----- Records -----
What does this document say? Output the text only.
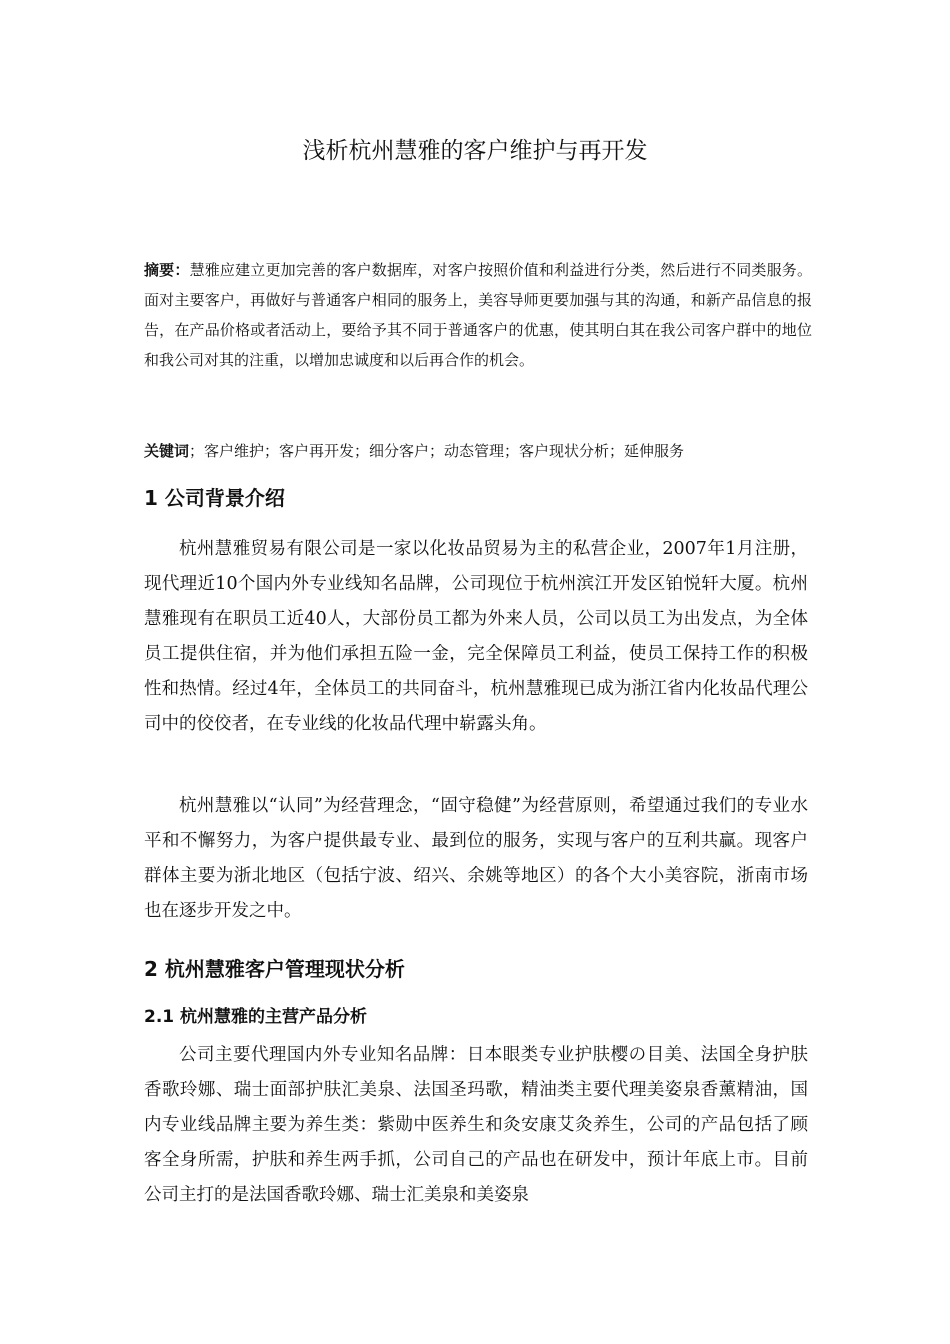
浅析杭州慧雅的客户维护与再开发

摘要：慧雅应建立更加完善的客户数据库，对客户按照价值和利益进行分类，然后进行不同类服务。面对主要客户，再做好与普通客户相同的服务上，美容导师更要加强与其的沟通，和新产品信息的报告，在产品价格或者活动上，要给予其不同于普通客户的优惠，使其明白其在我公司客户群中的地位和我公司对其的注重，以增加忠诚度和以后再合作的机会。

关键词；客户维护；客户再开发；细分客户；动态管理；客户现状分析；延伸服务

1 公司背景介绍

杭州慧雅贸易有限公司是一家以化妆品贸易为主的私营企业，2007年1月注册，现代理近10个国内外专业线知名品牌，公司现位于杭州滨江开发区铂悦轩大厦。杭州慧雅现有在职员工近40人，大部份员工都为外来人员，公司以员工为出发点，为全体员工提供住宿，并为他们承担五险一金，完全保障员工利益，使员工保持工作的积极性和热情。经过4年，全体员工的共同奋斗，杭州慧雅现已成为浙江省内化妆品代理公司中的佼佼者，在专业线的化妆品代理中崭露头角。

杭州慧雅以“认同”为经营理念，“固守稳健”为经营原则，希望通过我们的专业水平和不懈努力，为客户提供最专业、最到位的服务，实现与客户的互利共赢。现客户群体主要为浙北地区（包括宁波、绍兴、余姚等地区）的各个大小美容院，浙南市场也在逐步开发之中。

2 杭州慧雅客户管理现状分析
2.1 杭州慧雅的主营产品分析

公司主要代理国内外专业知名品牌：日本眼类专业护肤樱の目美、法国全身护肤香歌玲娜、瑞士面部护肤汇美泉、法国圣玛歌，精油类主要代理美姿泉香薰精油，国内专业线品牌主要为养生类：紫勋中医养生和灸安康艾灸养生，公司的产品包括了顾客全身所需，护肤和养生两手抓，公司自己的产品也在研发中，预计年底上市。目前公司主打的是法国香歌玲娜、瑞士汇美泉和美姿泉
-----
= Problem statement =
Exclude the pictures and repeat every other part of the records word for word.

= Reply =
What does this document say? Output the text only.
浅析杭州慧雅的客户维护与再开发

摘要：慧雅应建立更加完善的客户数据库，对客户按照价值和利益进行分类，然后进行不同类服务。面对主要客户，再做好与普通客户相同的服务上，美容导师更要加强与其的沟通，和新产品信息的报告，在产品价格或者活动上，要给予其不同于普通客户的优惠，使其明白其在我公司客户群中的地位和我公司对其的注重，以增加忠诚度和以后再合作的机会。

关键词；客户维护；客户再开发；细分客户；动态管理；客户现状分析；延伸服务

1 公司背景介绍

杭州慧雅贸易有限公司是一家以化妆品贸易为主的私营企业，2007年1月注册，现代理近10个国内外专业线知名品牌，公司现位于杭州滨江开发区铂悦轩大厦。杭州慧雅现有在职员工近40人，大部份员工都为外来人员，公司以员工为出发点，为全体员工提供住宿，并为他们承担五险一金，完全保障员工利益，使员工保持工作的积极性和热情。经过4年，全体员工的共同奋斗，杭州慧雅现已成为浙江省内化妆品代理公司中的佼佼者，在专业线的化妆品代理中崭露头角。

杭州慧雅以“认同”为经营理念，“固守稳健”为经营原则，希望通过我们的专业水平和不懈努力，为客户提供最专业、最到位的服务，实现与客户的互利共赢。现客户群体主要为浙北地区（包括宁波、绍兴、余姚等地区）的各个大小美容院，浙南市场也在逐步开发之中。

2 杭州慧雅客户管理现状分析
2.1 杭州慧雅的主营产品分析

公司主要代理国内外专业知名品牌：日本眼类专业护肤樱の目美、法国全身护肤香歌玲娜、瑞士面部护肤汇美泉、法国圣玛歌，精油类主要代理美姿泉香薰精油，国内专业线品牌主要为养生类：紫勋中医养生和灸安康艾灸养生，公司的产品包括了顾客全身所需，护肤和养生两手抓，公司自己的产品也在研发中，预计年底上市。目前公司主打的是法国香歌玲娜、瑞士汇美泉和美姿泉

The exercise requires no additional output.